* BEGIN *

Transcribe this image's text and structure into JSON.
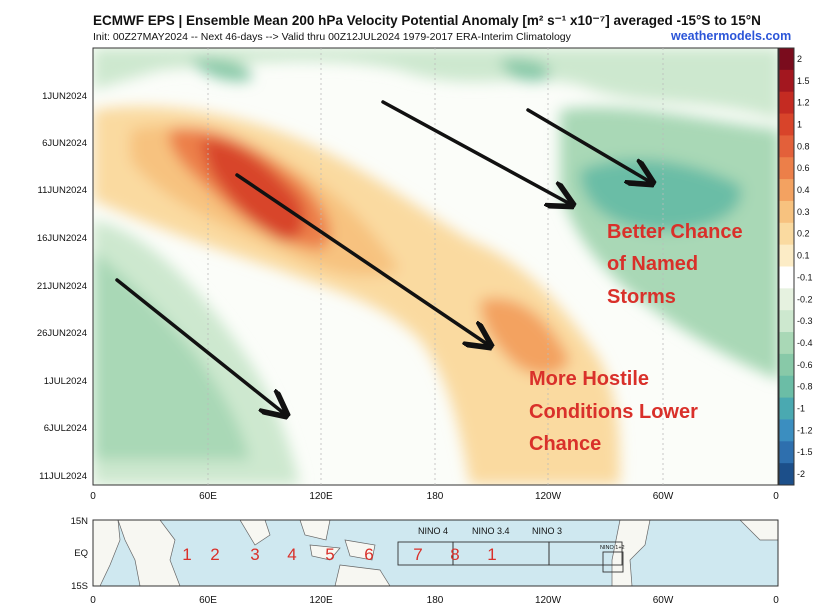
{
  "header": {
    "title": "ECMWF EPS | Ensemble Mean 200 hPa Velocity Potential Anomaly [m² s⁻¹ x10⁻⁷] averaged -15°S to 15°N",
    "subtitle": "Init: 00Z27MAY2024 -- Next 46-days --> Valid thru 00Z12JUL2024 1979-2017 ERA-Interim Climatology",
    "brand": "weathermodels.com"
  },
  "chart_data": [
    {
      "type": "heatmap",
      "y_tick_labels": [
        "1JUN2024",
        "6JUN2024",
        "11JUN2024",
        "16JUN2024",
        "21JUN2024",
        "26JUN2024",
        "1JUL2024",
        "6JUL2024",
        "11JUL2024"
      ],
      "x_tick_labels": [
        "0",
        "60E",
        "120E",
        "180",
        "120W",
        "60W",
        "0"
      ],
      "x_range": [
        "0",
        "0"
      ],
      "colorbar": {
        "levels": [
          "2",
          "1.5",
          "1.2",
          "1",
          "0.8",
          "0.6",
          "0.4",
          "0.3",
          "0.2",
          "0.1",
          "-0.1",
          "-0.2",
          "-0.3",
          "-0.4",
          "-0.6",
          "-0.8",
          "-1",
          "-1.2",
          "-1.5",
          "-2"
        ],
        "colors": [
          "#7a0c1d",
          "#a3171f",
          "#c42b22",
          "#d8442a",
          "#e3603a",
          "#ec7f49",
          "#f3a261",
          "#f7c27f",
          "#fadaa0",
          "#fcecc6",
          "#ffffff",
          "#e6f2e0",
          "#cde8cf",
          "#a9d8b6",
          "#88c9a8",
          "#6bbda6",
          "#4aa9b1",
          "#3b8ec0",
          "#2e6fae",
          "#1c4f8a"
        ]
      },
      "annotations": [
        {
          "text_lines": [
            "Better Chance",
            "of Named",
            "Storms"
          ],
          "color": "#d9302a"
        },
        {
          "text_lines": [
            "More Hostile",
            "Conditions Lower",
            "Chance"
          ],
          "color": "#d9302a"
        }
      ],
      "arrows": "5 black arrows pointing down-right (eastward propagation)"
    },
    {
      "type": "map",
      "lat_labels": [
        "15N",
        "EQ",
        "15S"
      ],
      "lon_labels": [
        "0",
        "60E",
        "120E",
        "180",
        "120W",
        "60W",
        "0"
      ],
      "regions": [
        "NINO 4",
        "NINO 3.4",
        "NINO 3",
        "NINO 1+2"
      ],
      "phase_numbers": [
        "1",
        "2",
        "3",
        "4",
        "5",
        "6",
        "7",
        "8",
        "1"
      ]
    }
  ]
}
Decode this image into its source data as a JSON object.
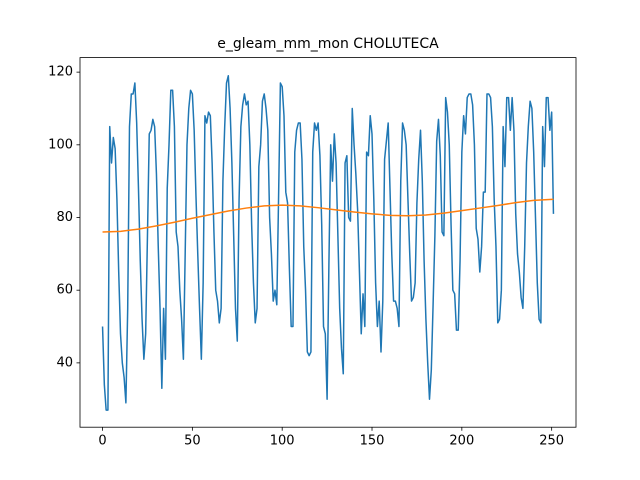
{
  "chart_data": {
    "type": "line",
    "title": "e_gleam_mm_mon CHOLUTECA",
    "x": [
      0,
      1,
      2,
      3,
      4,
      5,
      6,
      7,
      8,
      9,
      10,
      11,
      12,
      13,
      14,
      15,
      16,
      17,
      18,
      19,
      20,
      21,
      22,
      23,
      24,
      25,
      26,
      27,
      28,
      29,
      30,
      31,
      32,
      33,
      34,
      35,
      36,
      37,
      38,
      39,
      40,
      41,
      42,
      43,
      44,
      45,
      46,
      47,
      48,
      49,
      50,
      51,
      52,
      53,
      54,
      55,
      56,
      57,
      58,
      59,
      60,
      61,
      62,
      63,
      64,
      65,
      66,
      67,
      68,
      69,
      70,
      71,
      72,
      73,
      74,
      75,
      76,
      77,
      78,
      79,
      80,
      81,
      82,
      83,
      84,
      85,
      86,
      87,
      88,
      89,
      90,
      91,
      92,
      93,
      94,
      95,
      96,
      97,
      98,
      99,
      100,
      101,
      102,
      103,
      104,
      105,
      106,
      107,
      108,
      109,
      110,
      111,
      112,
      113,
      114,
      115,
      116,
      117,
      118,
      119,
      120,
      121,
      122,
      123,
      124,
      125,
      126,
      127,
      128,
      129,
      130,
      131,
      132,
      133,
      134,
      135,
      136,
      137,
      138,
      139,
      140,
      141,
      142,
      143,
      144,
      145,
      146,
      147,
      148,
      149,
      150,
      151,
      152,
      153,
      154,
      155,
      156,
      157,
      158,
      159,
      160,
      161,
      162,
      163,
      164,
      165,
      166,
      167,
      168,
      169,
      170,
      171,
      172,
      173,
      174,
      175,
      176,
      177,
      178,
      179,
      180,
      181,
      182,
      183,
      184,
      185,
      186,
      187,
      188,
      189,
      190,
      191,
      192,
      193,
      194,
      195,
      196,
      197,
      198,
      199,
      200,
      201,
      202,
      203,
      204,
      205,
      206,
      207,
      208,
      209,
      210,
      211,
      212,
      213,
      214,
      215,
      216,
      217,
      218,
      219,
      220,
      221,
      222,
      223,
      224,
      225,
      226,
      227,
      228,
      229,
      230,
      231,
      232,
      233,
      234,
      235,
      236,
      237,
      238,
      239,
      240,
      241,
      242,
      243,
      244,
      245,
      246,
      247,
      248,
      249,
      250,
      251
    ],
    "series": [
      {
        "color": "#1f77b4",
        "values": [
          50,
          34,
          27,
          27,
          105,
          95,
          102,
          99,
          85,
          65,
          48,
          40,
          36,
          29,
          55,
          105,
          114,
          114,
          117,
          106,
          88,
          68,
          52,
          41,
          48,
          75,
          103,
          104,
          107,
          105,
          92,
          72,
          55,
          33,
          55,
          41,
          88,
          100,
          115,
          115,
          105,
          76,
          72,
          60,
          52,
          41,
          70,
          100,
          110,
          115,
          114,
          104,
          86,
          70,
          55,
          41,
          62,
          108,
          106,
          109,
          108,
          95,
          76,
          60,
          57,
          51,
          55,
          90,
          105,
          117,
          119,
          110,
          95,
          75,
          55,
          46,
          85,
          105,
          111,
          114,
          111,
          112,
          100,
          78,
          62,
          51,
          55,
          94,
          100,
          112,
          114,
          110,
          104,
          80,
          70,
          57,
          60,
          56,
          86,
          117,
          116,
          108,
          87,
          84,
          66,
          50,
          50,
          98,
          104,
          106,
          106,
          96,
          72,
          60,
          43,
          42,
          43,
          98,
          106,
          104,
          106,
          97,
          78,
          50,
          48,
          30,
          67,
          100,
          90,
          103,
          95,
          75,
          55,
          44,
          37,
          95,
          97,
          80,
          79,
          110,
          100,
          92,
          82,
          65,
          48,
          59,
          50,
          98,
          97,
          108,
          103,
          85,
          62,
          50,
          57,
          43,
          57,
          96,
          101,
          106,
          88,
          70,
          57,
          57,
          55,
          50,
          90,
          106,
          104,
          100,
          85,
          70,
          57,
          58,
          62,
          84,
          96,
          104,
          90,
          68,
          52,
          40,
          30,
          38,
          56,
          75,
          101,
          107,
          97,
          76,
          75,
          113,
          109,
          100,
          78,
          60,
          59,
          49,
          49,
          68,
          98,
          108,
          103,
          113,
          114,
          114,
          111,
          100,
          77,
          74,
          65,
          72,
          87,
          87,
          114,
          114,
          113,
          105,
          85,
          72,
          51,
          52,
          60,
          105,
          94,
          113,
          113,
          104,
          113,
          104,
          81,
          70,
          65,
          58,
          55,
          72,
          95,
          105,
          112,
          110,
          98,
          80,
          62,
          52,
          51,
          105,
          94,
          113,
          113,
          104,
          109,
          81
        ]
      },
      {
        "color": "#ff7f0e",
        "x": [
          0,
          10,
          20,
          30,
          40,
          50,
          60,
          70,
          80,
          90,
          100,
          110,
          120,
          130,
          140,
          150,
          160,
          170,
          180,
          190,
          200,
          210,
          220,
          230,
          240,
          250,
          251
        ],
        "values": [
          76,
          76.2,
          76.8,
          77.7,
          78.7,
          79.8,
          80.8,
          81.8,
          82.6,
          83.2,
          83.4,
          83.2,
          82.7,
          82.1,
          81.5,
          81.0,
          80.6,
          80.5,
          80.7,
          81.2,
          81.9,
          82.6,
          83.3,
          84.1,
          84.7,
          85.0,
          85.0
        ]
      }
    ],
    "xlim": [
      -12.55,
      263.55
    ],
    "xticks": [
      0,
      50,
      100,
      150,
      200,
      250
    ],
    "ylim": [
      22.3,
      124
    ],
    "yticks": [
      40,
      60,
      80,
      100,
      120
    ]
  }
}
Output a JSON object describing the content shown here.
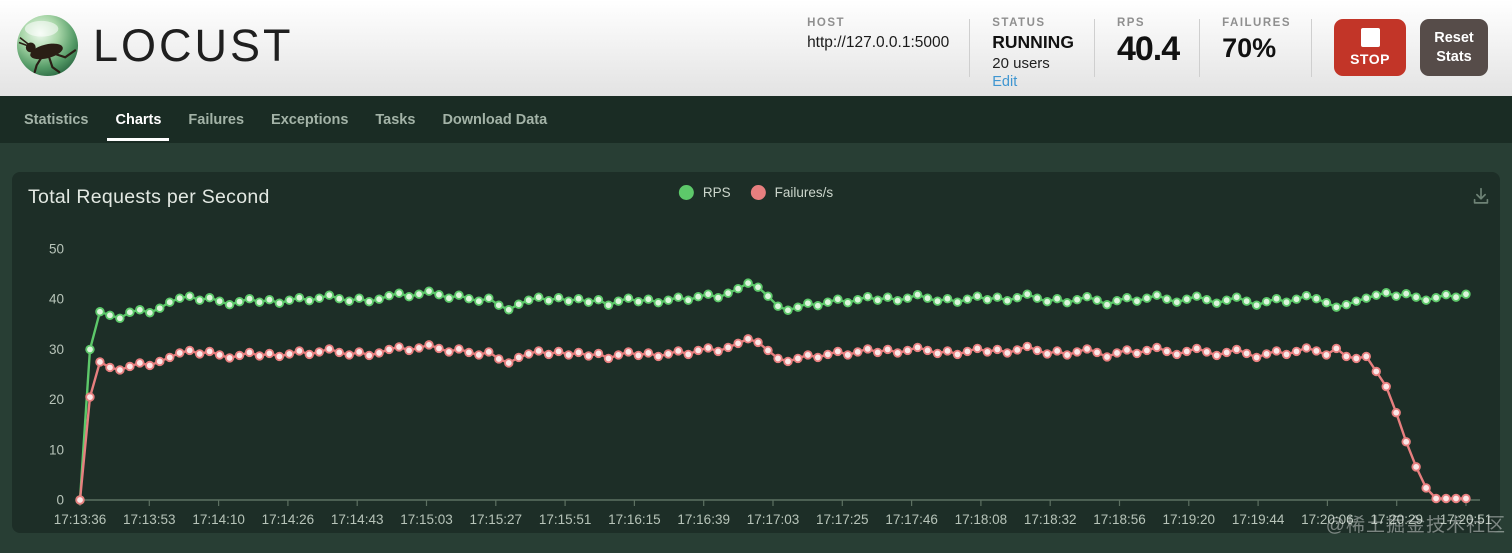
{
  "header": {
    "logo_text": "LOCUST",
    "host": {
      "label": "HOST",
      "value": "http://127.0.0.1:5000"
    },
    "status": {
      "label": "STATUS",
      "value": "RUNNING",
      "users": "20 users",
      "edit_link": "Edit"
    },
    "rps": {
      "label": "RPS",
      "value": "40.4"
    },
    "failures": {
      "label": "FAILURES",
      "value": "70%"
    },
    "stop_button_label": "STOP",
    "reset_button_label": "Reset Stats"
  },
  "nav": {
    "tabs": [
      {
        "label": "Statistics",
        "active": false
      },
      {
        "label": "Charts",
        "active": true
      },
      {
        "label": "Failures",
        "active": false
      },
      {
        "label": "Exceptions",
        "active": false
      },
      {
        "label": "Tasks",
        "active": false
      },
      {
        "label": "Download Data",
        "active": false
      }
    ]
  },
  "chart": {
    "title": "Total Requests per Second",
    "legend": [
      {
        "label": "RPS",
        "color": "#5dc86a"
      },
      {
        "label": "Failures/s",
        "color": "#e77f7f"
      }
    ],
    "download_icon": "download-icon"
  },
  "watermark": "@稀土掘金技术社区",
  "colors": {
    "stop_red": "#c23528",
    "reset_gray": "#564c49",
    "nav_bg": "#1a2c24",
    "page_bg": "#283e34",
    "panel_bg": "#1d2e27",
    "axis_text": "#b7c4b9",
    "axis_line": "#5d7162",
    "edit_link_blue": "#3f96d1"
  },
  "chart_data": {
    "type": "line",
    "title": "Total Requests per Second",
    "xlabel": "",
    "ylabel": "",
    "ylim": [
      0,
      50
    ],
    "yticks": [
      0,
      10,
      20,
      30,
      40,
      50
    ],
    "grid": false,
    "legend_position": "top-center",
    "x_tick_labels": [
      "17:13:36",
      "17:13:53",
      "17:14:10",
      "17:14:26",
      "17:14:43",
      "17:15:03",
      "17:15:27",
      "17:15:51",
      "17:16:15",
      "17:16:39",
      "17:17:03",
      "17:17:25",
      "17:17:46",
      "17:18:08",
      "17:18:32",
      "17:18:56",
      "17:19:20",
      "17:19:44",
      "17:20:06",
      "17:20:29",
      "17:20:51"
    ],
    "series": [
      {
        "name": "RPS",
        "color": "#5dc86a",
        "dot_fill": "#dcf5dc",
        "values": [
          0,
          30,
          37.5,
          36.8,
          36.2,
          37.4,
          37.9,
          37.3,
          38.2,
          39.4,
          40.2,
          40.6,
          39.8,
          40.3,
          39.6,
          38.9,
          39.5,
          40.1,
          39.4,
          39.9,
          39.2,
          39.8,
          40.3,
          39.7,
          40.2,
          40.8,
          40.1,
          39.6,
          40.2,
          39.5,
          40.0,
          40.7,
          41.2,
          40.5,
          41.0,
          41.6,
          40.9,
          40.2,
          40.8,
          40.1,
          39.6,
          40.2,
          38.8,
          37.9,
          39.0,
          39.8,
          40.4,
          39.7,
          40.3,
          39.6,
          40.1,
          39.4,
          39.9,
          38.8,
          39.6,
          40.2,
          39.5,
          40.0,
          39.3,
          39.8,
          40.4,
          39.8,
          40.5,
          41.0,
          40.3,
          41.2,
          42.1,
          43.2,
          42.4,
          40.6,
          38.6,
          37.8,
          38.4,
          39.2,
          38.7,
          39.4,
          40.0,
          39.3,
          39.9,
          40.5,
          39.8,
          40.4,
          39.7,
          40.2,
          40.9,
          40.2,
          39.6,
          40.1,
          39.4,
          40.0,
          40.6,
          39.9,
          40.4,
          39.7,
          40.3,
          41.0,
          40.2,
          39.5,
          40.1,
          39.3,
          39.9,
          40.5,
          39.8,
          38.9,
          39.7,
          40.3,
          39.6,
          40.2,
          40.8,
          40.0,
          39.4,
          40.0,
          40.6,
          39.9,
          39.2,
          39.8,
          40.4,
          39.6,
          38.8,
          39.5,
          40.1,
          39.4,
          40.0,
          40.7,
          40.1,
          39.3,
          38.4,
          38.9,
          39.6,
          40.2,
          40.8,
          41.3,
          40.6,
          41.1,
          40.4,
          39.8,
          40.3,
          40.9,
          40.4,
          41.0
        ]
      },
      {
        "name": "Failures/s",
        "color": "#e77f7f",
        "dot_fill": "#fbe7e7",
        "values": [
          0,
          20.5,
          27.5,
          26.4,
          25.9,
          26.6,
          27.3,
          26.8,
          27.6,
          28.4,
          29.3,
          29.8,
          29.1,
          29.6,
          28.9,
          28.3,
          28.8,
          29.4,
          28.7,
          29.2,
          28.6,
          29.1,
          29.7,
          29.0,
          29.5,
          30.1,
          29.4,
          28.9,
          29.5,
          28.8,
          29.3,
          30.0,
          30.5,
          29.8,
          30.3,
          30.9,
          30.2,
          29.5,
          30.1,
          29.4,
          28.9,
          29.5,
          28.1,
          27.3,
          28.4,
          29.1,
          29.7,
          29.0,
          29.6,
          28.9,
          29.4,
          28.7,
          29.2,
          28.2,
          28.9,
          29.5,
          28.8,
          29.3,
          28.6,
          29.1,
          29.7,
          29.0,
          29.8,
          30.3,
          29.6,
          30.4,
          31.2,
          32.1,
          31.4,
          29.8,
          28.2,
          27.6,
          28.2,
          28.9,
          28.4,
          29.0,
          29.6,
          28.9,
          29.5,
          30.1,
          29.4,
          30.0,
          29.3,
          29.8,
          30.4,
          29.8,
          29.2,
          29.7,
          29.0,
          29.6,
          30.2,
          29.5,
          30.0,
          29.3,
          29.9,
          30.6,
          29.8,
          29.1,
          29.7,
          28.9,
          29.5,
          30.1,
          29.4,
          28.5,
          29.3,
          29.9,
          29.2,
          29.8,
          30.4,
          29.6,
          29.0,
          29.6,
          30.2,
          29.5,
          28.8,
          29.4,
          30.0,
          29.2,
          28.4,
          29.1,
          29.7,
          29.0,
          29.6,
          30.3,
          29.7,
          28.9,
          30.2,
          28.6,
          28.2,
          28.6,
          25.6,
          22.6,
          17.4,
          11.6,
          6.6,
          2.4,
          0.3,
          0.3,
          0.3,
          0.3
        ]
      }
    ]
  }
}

* END *

■ **Problem to solve**: From the entries above, copy each line holding "this".

■ **Complete output**:
Transcribe this image's text and structure into JSON.
Decode this image into its source data as a JSON object.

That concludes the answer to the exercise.